--- START OF The data ---
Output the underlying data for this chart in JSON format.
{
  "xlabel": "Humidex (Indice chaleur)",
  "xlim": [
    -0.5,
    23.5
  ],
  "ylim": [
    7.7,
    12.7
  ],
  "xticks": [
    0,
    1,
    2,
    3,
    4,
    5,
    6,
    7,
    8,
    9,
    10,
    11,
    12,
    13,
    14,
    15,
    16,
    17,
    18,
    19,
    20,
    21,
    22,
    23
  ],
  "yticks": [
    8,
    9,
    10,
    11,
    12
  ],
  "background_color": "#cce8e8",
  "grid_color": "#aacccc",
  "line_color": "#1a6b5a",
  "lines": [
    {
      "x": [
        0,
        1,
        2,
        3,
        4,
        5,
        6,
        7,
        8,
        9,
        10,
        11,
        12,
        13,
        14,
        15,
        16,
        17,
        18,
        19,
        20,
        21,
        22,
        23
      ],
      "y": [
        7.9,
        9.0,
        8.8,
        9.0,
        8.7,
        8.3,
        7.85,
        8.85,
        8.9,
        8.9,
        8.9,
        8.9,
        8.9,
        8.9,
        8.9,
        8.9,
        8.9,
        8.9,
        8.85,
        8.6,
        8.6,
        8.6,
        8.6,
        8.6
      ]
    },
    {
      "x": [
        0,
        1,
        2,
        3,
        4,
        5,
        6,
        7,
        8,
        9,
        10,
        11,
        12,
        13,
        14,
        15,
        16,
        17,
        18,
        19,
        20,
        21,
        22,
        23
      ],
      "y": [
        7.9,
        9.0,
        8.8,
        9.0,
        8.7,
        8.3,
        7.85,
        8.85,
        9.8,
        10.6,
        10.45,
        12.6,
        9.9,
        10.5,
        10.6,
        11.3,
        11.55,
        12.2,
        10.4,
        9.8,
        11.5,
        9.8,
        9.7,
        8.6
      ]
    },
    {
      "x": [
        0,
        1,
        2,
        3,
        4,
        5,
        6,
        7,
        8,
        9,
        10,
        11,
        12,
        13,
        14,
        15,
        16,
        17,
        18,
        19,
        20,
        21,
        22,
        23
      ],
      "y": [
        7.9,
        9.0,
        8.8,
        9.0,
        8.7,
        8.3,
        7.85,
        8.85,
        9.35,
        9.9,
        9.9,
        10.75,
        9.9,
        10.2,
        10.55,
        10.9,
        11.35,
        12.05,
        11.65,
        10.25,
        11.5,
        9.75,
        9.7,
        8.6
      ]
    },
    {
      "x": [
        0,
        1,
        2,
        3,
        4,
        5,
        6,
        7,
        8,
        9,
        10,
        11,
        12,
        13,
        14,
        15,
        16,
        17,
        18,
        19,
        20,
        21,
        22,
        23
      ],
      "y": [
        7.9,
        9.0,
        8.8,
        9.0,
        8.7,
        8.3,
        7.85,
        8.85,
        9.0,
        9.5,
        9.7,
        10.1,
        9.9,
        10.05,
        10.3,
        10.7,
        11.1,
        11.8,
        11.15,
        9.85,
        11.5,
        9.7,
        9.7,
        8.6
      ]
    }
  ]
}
--- END OF The data ---
Problem to solve.
Return every record, word for word.

Answer to this exercise.
Output the underlying data for this chart in JSON format.
{
  "xlabel": "Humidex (Indice chaleur)",
  "xlim": [
    -0.5,
    23.5
  ],
  "ylim": [
    7.7,
    12.7
  ],
  "xticks": [
    0,
    1,
    2,
    3,
    4,
    5,
    6,
    7,
    8,
    9,
    10,
    11,
    12,
    13,
    14,
    15,
    16,
    17,
    18,
    19,
    20,
    21,
    22,
    23
  ],
  "yticks": [
    8,
    9,
    10,
    11,
    12
  ],
  "background_color": "#cce8e8",
  "grid_color": "#aacccc",
  "line_color": "#1a6b5a",
  "lines": [
    {
      "x": [
        0,
        1,
        2,
        3,
        4,
        5,
        6,
        7,
        8,
        9,
        10,
        11,
        12,
        13,
        14,
        15,
        16,
        17,
        18,
        19,
        20,
        21,
        22,
        23
      ],
      "y": [
        7.9,
        9.0,
        8.8,
        9.0,
        8.7,
        8.3,
        7.85,
        8.85,
        8.9,
        8.9,
        8.9,
        8.9,
        8.9,
        8.9,
        8.9,
        8.9,
        8.9,
        8.9,
        8.85,
        8.6,
        8.6,
        8.6,
        8.6,
        8.6
      ]
    },
    {
      "x": [
        0,
        1,
        2,
        3,
        4,
        5,
        6,
        7,
        8,
        9,
        10,
        11,
        12,
        13,
        14,
        15,
        16,
        17,
        18,
        19,
        20,
        21,
        22,
        23
      ],
      "y": [
        7.9,
        9.0,
        8.8,
        9.0,
        8.7,
        8.3,
        7.85,
        8.85,
        9.8,
        10.6,
        10.45,
        12.6,
        9.9,
        10.5,
        10.6,
        11.3,
        11.55,
        12.2,
        10.4,
        9.8,
        11.5,
        9.8,
        9.7,
        8.6
      ]
    },
    {
      "x": [
        0,
        1,
        2,
        3,
        4,
        5,
        6,
        7,
        8,
        9,
        10,
        11,
        12,
        13,
        14,
        15,
        16,
        17,
        18,
        19,
        20,
        21,
        22,
        23
      ],
      "y": [
        7.9,
        9.0,
        8.8,
        9.0,
        8.7,
        8.3,
        7.85,
        8.85,
        9.35,
        9.9,
        9.9,
        10.75,
        9.9,
        10.2,
        10.55,
        10.9,
        11.35,
        12.05,
        11.65,
        10.25,
        11.5,
        9.75,
        9.7,
        8.6
      ]
    },
    {
      "x": [
        0,
        1,
        2,
        3,
        4,
        5,
        6,
        7,
        8,
        9,
        10,
        11,
        12,
        13,
        14,
        15,
        16,
        17,
        18,
        19,
        20,
        21,
        22,
        23
      ],
      "y": [
        7.9,
        9.0,
        8.8,
        9.0,
        8.7,
        8.3,
        7.85,
        8.85,
        9.0,
        9.5,
        9.7,
        10.1,
        9.9,
        10.05,
        10.3,
        10.7,
        11.1,
        11.8,
        11.15,
        9.85,
        11.5,
        9.7,
        9.7,
        8.6
      ]
    }
  ]
}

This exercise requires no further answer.